**Dataset items:**
..........

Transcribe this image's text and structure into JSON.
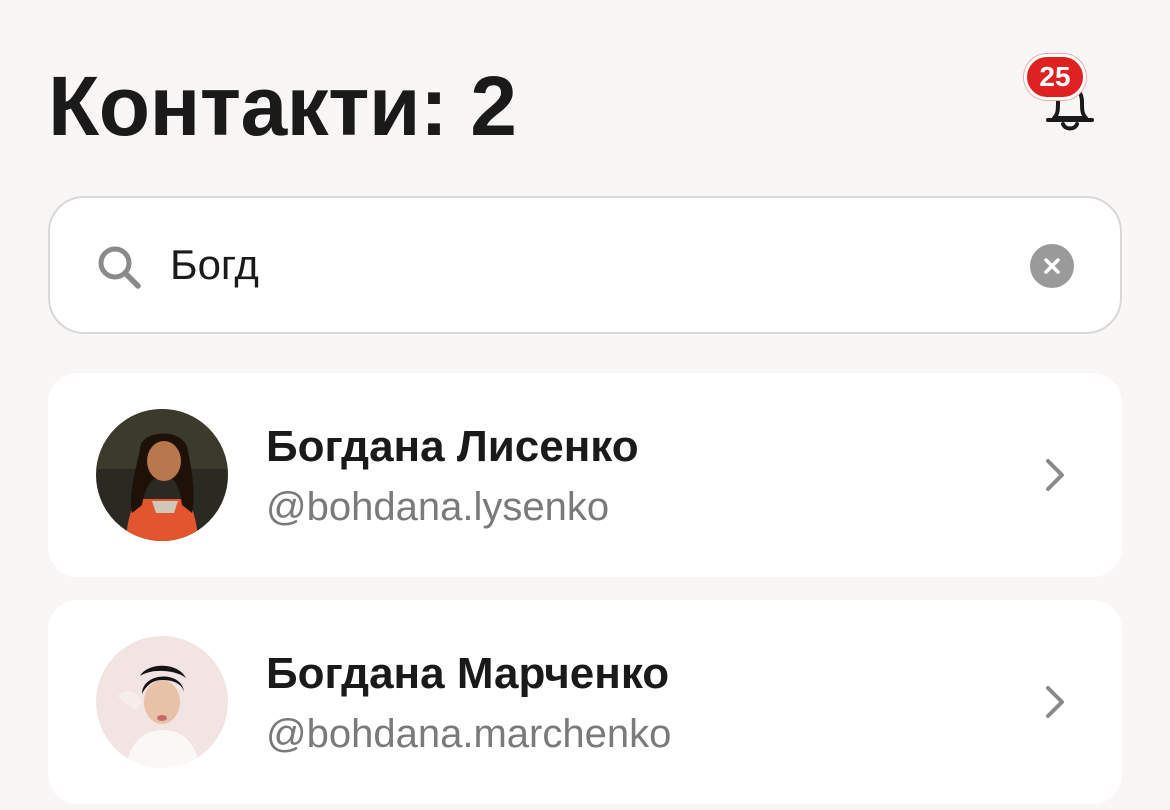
{
  "header": {
    "title": "Контакти: 2",
    "notifications": {
      "icon": "bell-icon",
      "count": "25",
      "badge_color": "#e02121"
    }
  },
  "search": {
    "icon": "search-icon",
    "value": "Богд",
    "clear_icon": "clear-icon"
  },
  "contacts": [
    {
      "name": "Богдана Лисенко",
      "handle": "@bohdana.lysenko",
      "avatar": "avatar-photo",
      "chevron": "chevron-right-icon"
    },
    {
      "name": "Богдана Марченко",
      "handle": "@bohdana.marchenko",
      "avatar": "avatar-photo",
      "chevron": "chevron-right-icon"
    }
  ],
  "colors": {
    "background": "#f8f7f5",
    "card": "#ffffff",
    "text_primary": "#1a1a1a",
    "text_secondary": "#7a7a7a",
    "accent_badge": "#e02121"
  }
}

..........

**What you will do:** Repeat the records above exactly, leaving out any pictures they contain.

**Answer to the exercise:**
Transcribe this image's text and structure into JSON.
{
  "header": {
    "title": "Контакти: 2",
    "notifications": {
      "icon": "bell-icon",
      "count": "25",
      "badge_color": "#e02121"
    }
  },
  "search": {
    "icon": "search-icon",
    "value": "Богд",
    "clear_icon": "clear-icon"
  },
  "contacts": [
    {
      "name": "Богдана Лисенко",
      "handle": "@bohdana.lysenko",
      "avatar": "avatar-photo",
      "chevron": "chevron-right-icon"
    },
    {
      "name": "Богдана Марченко",
      "handle": "@bohdana.marchenko",
      "avatar": "avatar-photo",
      "chevron": "chevron-right-icon"
    }
  ],
  "colors": {
    "background": "#f8f7f5",
    "card": "#ffffff",
    "text_primary": "#1a1a1a",
    "text_secondary": "#7a7a7a",
    "accent_badge": "#e02121"
  }
}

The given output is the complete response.